Task goal:
Transcribe every line of the records verbatim.

Record list:
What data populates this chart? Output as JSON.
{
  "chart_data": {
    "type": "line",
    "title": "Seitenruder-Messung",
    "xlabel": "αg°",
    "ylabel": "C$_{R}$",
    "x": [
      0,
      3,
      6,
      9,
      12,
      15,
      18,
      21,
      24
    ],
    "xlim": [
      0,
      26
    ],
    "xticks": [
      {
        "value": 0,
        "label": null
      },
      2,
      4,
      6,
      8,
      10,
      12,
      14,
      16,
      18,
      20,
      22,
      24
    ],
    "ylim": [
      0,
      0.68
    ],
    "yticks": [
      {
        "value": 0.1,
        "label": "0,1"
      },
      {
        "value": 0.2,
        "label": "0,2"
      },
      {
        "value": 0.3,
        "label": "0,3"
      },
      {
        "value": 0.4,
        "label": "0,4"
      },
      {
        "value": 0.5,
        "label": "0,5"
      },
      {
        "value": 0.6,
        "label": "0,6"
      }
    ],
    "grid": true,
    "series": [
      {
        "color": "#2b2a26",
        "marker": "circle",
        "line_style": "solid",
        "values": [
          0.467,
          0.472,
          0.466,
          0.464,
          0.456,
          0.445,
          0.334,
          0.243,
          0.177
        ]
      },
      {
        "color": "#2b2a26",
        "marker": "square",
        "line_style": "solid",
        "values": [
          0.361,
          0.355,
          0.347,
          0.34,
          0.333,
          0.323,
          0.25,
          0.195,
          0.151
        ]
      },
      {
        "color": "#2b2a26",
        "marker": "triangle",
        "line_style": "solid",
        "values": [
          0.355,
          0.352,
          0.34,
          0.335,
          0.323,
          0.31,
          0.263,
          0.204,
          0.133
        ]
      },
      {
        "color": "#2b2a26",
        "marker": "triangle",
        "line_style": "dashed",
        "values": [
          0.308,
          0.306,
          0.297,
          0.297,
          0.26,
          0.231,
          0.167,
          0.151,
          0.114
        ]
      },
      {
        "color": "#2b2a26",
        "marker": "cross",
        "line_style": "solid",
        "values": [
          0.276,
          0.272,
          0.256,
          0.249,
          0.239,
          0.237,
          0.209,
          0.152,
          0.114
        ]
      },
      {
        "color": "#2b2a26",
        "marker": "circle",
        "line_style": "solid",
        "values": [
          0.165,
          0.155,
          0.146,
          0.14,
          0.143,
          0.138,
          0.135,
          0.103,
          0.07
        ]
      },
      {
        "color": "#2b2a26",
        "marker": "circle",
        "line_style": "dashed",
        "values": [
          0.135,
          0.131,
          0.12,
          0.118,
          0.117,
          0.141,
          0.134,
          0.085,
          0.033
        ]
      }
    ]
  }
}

Exercise result:
What data populates this chart? Output as JSON.
{
  "chart_data": {
    "type": "line",
    "title": "Seitenruder-Messung",
    "xlabel": "αg°",
    "ylabel": "C$_{R}$",
    "x": [
      0,
      3,
      6,
      9,
      12,
      15,
      18,
      21,
      24
    ],
    "xlim": [
      0,
      26
    ],
    "xticks": [
      {
        "value": 0,
        "label": null
      },
      2,
      4,
      6,
      8,
      10,
      12,
      14,
      16,
      18,
      20,
      22,
      24
    ],
    "ylim": [
      0,
      0.68
    ],
    "yticks": [
      {
        "value": 0.1,
        "label": "0,1"
      },
      {
        "value": 0.2,
        "label": "0,2"
      },
      {
        "value": 0.3,
        "label": "0,3"
      },
      {
        "value": 0.4,
        "label": "0,4"
      },
      {
        "value": 0.5,
        "label": "0,5"
      },
      {
        "value": 0.6,
        "label": "0,6"
      }
    ],
    "grid": true,
    "series": [
      {
        "color": "#2b2a26",
        "marker": "circle",
        "line_style": "solid",
        "values": [
          0.467,
          0.472,
          0.466,
          0.464,
          0.456,
          0.445,
          0.334,
          0.243,
          0.177
        ]
      },
      {
        "color": "#2b2a26",
        "marker": "square",
        "line_style": "solid",
        "values": [
          0.361,
          0.355,
          0.347,
          0.34,
          0.333,
          0.323,
          0.25,
          0.195,
          0.151
        ]
      },
      {
        "color": "#2b2a26",
        "marker": "triangle",
        "line_style": "solid",
        "values": [
          0.355,
          0.352,
          0.34,
          0.335,
          0.323,
          0.31,
          0.263,
          0.204,
          0.133
        ]
      },
      {
        "color": "#2b2a26",
        "marker": "triangle",
        "line_style": "dashed",
        "values": [
          0.308,
          0.306,
          0.297,
          0.297,
          0.26,
          0.231,
          0.167,
          0.151,
          0.114
        ]
      },
      {
        "color": "#2b2a26",
        "marker": "cross",
        "line_style": "solid",
        "values": [
          0.276,
          0.272,
          0.256,
          0.249,
          0.239,
          0.237,
          0.209,
          0.152,
          0.114
        ]
      },
      {
        "color": "#2b2a26",
        "marker": "circle",
        "line_style": "solid",
        "values": [
          0.165,
          0.155,
          0.146,
          0.14,
          0.143,
          0.138,
          0.135,
          0.103,
          0.07
        ]
      },
      {
        "color": "#2b2a26",
        "marker": "circle",
        "line_style": "dashed",
        "values": [
          0.135,
          0.131,
          0.12,
          0.118,
          0.117,
          0.141,
          0.134,
          0.085,
          0.033
        ]
      }
    ]
  }
}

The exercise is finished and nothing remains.